▸ What is asked
Copy out all the data, word for word.

▸ Dataset excerpts
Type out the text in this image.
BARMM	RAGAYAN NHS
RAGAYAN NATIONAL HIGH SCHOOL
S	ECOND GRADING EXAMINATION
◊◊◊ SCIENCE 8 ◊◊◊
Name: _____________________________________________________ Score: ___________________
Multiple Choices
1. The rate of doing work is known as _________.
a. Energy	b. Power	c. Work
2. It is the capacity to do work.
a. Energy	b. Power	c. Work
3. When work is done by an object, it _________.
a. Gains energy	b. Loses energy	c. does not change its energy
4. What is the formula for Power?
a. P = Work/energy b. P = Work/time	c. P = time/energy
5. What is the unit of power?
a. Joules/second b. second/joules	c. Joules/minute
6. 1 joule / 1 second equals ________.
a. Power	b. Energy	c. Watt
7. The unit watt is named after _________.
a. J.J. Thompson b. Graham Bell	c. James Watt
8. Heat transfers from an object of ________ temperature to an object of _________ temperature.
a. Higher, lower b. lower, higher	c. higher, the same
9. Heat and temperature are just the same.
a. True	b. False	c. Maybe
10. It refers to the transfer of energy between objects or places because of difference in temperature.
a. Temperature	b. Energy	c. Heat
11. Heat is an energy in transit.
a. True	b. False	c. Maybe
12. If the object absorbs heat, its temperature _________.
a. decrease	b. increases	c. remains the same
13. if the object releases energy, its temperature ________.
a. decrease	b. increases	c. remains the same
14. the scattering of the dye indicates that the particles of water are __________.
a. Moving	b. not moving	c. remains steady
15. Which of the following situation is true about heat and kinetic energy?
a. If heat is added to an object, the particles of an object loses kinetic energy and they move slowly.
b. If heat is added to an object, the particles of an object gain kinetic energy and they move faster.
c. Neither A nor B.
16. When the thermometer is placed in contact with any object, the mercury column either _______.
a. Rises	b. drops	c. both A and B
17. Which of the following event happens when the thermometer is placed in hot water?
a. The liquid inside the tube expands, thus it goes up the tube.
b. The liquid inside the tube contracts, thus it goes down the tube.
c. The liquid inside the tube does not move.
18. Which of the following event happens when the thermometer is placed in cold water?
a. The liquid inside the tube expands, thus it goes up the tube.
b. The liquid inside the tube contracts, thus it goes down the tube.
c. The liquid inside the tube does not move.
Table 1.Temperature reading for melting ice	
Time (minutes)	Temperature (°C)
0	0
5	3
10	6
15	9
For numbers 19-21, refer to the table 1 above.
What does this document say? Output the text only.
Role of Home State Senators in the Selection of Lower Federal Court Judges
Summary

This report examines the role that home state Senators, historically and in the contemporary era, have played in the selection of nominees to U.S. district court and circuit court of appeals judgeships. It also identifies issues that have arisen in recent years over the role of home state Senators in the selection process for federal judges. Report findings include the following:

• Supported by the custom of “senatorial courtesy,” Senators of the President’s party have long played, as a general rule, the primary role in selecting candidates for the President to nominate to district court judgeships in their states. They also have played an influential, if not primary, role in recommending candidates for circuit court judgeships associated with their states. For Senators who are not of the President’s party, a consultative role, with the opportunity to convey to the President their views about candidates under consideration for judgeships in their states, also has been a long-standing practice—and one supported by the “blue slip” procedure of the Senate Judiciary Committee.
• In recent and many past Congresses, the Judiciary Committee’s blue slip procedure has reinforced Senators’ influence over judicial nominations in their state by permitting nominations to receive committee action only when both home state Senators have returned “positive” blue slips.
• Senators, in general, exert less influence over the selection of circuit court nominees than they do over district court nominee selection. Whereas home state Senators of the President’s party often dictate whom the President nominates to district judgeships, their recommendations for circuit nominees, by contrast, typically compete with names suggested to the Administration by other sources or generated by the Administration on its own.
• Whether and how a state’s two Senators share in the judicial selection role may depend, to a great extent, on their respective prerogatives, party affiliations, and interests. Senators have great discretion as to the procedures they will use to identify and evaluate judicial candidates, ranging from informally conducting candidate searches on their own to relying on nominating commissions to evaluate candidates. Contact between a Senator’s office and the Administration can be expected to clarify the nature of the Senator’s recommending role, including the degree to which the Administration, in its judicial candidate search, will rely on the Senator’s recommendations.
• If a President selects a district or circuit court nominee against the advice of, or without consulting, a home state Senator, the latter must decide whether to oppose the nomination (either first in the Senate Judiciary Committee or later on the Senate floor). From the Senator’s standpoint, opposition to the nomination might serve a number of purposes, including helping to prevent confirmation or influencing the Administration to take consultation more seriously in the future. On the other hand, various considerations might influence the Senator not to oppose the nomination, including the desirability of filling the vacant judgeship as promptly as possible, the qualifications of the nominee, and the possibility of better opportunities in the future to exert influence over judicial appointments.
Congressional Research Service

▸ Full solution
Type out the text in this image.
BARMM	RAGAYAN NHS
RAGAYAN NATIONAL HIGH SCHOOL
S	ECOND GRADING EXAMINATION
◊◊◊ SCIENCE 8 ◊◊◊
Name: _____________________________________________________ Score: ___________________
Multiple Choices
1. The rate of doing work is known as _________.
a. Energy	b. Power	c. Work
2. It is the capacity to do work.
a. Energy	b. Power	c. Work
3. When work is done by an object, it _________.
a. Gains energy	b. Loses energy	c. does not change its energy
4. What is the formula for Power?
a. P = Work/energy b. P = Work/time	c. P = time/energy
5. What is the unit of power?
a. Joules/second b. second/joules	c. Joules/minute
6. 1 joule / 1 second equals ________.
a. Power	b. Energy	c. Watt
7. The unit watt is named after _________.
a. J.J. Thompson b. Graham Bell	c. James Watt
8. Heat transfers from an object of ________ temperature to an object of _________ temperature.
a. Higher, lower b. lower, higher	c. higher, the same
9. Heat and temperature are just the same.
a. True	b. False	c. Maybe
10. It refers to the transfer of energy between objects or places because of difference in temperature.
a. Temperature	b. Energy	c. Heat
11. Heat is an energy in transit.
a. True	b. False	c. Maybe
12. If the object absorbs heat, its temperature _________.
a. decrease	b. increases	c. remains the same
13. if the object releases energy, its temperature ________.
a. decrease	b. increases	c. remains the same
14. the scattering of the dye indicates that the particles of water are __________.
a. Moving	b. not moving	c. remains steady
15. Which of the following situation is true about heat and kinetic energy?
a. If heat is added to an object, the particles of an object loses kinetic energy and they move slowly.
b. If heat is added to an object, the particles of an object gain kinetic energy and they move faster.
c. Neither A nor B.
16. When the thermometer is placed in contact with any object, the mercury column either _______.
a. Rises	b. drops	c. both A and B
17. Which of the following event happens when the thermometer is placed in hot water?
a. The liquid inside the tube expands, thus it goes up the tube.
b. The liquid inside the tube contracts, thus it goes down the tube.
c. The liquid inside the tube does not move.
18. Which of the following event happens when the thermometer is placed in cold water?
a. The liquid inside the tube expands, thus it goes up the tube.
b. The liquid inside the tube contracts, thus it goes down the tube.
c. The liquid inside the tube does not move.
Table 1.Temperature reading for melting ice	
Time (minutes)	Temperature (°C)
0	0
5	3
10	6
15	9
For numbers 19-21, refer to the table 1 above.
What does this document say? Output the text only.
Role of Home State Senators in the Selection of Lower Federal Court Judges
Summary

This report examines the role that home state Senators, historically and in the contemporary era, have played in the selection of nominees to U.S. district court and circuit court of appeals judgeships. It also identifies issues that have arisen in recent years over the role of home state Senators in the selection process for federal judges. Report findings include the following:

• Supported by the custom of “senatorial courtesy,” Senators of the President’s party have long played, as a general rule, the primary role in selecting candidates for the President to nominate to district court judgeships in their states. They also have played an influential, if not primary, role in recommending candidates for circuit court judgeships associated with their states. For Senators who are not of the President’s party, a consultative role, with the opportunity to convey to the President their views about candidates under consideration for judgeships in their states, also has been a long-standing practice—and one supported by the “blue slip” procedure of the Senate Judiciary Committee.
• In recent and many past Congresses, the Judiciary Committee’s blue slip procedure has reinforced Senators’ influence over judicial nominations in their state by permitting nominations to receive committee action only when both home state Senators have returned “positive” blue slips.
• Senators, in general, exert less influence over the selection of circuit court nominees than they do over district court nominee selection. Whereas home state Senators of the President’s party often dictate whom the President nominates to district judgeships, their recommendations for circuit nominees, by contrast, typically compete with names suggested to the Administration by other sources or generated by the Administration on its own.
• Whether and how a state’s two Senators share in the judicial selection role may depend, to a great extent, on their respective prerogatives, party affiliations, and interests. Senators have great discretion as to the procedures they will use to identify and evaluate judicial candidates, ranging from informally conducting candidate searches on their own to relying on nominating commissions to evaluate candidates. Contact between a Senator’s office and the Administration can be expected to clarify the nature of the Senator’s recommending role, including the degree to which the Administration, in its judicial candidate search, will rely on the Senator’s recommendations.
• If a President selects a district or circuit court nominee against the advice of, or without consulting, a home state Senator, the latter must decide whether to oppose the nomination (either first in the Senate Judiciary Committee or later on the Senate floor). From the Senator’s standpoint, opposition to the nomination might serve a number of purposes, including helping to prevent confirmation or influencing the Administration to take consultation more seriously in the future. On the other hand, various considerations might influence the Senator not to oppose the nomination, including the desirability of filling the vacant judgeship as promptly as possible, the qualifications of the nominee, and the possibility of better opportunities in the future to exert influence over judicial appointments.
Congressional Research Service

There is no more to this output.